*What the task requires*
Repeat the listing in full, preserving every character.

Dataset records

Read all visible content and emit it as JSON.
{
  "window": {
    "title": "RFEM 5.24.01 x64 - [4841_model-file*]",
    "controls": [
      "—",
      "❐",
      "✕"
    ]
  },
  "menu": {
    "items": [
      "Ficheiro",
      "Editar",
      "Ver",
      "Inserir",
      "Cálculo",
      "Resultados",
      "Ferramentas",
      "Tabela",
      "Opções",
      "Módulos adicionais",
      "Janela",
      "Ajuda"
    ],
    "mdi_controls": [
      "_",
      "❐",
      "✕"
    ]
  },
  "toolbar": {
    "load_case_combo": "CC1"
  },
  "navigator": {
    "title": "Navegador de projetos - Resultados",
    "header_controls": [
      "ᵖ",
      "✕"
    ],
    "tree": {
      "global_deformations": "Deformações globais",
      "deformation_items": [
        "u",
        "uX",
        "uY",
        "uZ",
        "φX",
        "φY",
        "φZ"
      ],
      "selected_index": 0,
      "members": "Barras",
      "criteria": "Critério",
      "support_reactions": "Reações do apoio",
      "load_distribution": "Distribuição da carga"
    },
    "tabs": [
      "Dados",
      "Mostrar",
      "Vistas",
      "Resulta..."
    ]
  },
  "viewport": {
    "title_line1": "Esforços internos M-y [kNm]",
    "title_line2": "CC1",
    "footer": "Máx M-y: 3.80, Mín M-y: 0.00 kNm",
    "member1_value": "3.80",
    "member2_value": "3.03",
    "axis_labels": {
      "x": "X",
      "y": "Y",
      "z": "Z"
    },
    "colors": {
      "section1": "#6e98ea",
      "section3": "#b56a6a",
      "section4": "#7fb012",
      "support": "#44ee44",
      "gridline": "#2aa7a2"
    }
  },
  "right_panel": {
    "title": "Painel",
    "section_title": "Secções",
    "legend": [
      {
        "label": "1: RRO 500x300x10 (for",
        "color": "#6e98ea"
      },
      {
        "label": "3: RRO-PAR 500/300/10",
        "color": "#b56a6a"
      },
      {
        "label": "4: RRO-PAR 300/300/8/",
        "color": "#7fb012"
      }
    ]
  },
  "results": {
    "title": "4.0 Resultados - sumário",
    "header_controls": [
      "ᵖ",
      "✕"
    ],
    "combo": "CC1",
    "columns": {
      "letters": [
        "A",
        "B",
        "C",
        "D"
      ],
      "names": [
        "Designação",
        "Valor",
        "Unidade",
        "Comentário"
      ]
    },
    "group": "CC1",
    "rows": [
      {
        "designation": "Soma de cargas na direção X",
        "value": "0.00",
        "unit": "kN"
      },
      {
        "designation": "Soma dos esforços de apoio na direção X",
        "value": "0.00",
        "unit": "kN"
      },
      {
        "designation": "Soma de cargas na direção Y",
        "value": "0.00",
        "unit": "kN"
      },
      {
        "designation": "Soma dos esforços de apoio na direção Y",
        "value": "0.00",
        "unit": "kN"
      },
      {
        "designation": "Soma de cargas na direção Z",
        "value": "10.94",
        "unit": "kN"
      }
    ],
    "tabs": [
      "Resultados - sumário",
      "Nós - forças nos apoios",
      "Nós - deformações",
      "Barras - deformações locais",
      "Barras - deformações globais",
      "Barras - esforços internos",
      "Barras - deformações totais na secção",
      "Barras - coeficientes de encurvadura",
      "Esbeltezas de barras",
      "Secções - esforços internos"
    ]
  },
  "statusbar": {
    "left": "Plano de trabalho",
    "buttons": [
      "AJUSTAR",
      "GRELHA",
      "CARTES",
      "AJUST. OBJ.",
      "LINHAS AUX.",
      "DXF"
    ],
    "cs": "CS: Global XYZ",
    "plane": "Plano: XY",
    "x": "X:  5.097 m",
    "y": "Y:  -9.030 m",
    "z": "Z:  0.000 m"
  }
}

*The completed task*
Read all visible content and emit it as JSON.
{
  "window": {
    "title": "RFEM 5.24.01 x64 - [4841_model-file*]",
    "controls": [
      "—",
      "❐",
      "✕"
    ]
  },
  "menu": {
    "items": [
      "Ficheiro",
      "Editar",
      "Ver",
      "Inserir",
      "Cálculo",
      "Resultados",
      "Ferramentas",
      "Tabela",
      "Opções",
      "Módulos adicionais",
      "Janela",
      "Ajuda"
    ],
    "mdi_controls": [
      "_",
      "❐",
      "✕"
    ]
  },
  "toolbar": {
    "load_case_combo": "CC1"
  },
  "navigator": {
    "title": "Navegador de projetos - Resultados",
    "header_controls": [
      "ᵖ",
      "✕"
    ],
    "tree": {
      "global_deformations": "Deformações globais",
      "deformation_items": [
        "u",
        "uX",
        "uY",
        "uZ",
        "φX",
        "φY",
        "φZ"
      ],
      "selected_index": 0,
      "members": "Barras",
      "criteria": "Critério",
      "support_reactions": "Reações do apoio",
      "load_distribution": "Distribuição da carga"
    },
    "tabs": [
      "Dados",
      "Mostrar",
      "Vistas",
      "Resulta..."
    ]
  },
  "viewport": {
    "title_line1": "Esforços internos M-y [kNm]",
    "title_line2": "CC1",
    "footer": "Máx M-y: 3.80, Mín M-y: 0.00 kNm",
    "member1_value": "3.80",
    "member2_value": "3.03",
    "axis_labels": {
      "x": "X",
      "y": "Y",
      "z": "Z"
    },
    "colors": {
      "section1": "#6e98ea",
      "section3": "#b56a6a",
      "section4": "#7fb012",
      "support": "#44ee44",
      "gridline": "#2aa7a2"
    }
  },
  "right_panel": {
    "title": "Painel",
    "section_title": "Secções",
    "legend": [
      {
        "label": "1: RRO 500x300x10 (for",
        "color": "#6e98ea"
      },
      {
        "label": "3: RRO-PAR 500/300/10",
        "color": "#b56a6a"
      },
      {
        "label": "4: RRO-PAR 300/300/8/",
        "color": "#7fb012"
      }
    ]
  },
  "results": {
    "title": "4.0 Resultados - sumário",
    "header_controls": [
      "ᵖ",
      "✕"
    ],
    "combo": "CC1",
    "columns": {
      "letters": [
        "A",
        "B",
        "C",
        "D"
      ],
      "names": [
        "Designação",
        "Valor",
        "Unidade",
        "Comentário"
      ]
    },
    "group": "CC1",
    "rows": [
      {
        "designation": "Soma de cargas na direção X",
        "value": "0.00",
        "unit": "kN"
      },
      {
        "designation": "Soma dos esforços de apoio na direção X",
        "value": "0.00",
        "unit": "kN"
      },
      {
        "designation": "Soma de cargas na direção Y",
        "value": "0.00",
        "unit": "kN"
      },
      {
        "designation": "Soma dos esforços de apoio na direção Y",
        "value": "0.00",
        "unit": "kN"
      },
      {
        "designation": "Soma de cargas na direção Z",
        "value": "10.94",
        "unit": "kN"
      }
    ],
    "tabs": [
      "Resultados - sumário",
      "Nós - forças nos apoios",
      "Nós - deformações",
      "Barras - deformações locais",
      "Barras - deformações globais",
      "Barras - esforços internos",
      "Barras - deformações totais na secção",
      "Barras - coeficientes de encurvadura",
      "Esbeltezas de barras",
      "Secções - esforços internos"
    ]
  },
  "statusbar": {
    "left": "Plano de trabalho",
    "buttons": [
      "AJUSTAR",
      "GRELHA",
      "CARTES",
      "AJUST. OBJ.",
      "LINHAS AUX.",
      "DXF"
    ],
    "cs": "CS: Global XYZ",
    "plane": "Plano: XY",
    "x": "X:  5.097 m",
    "y": "Y:  -9.030 m",
    "z": "Z:  0.000 m"
  }
}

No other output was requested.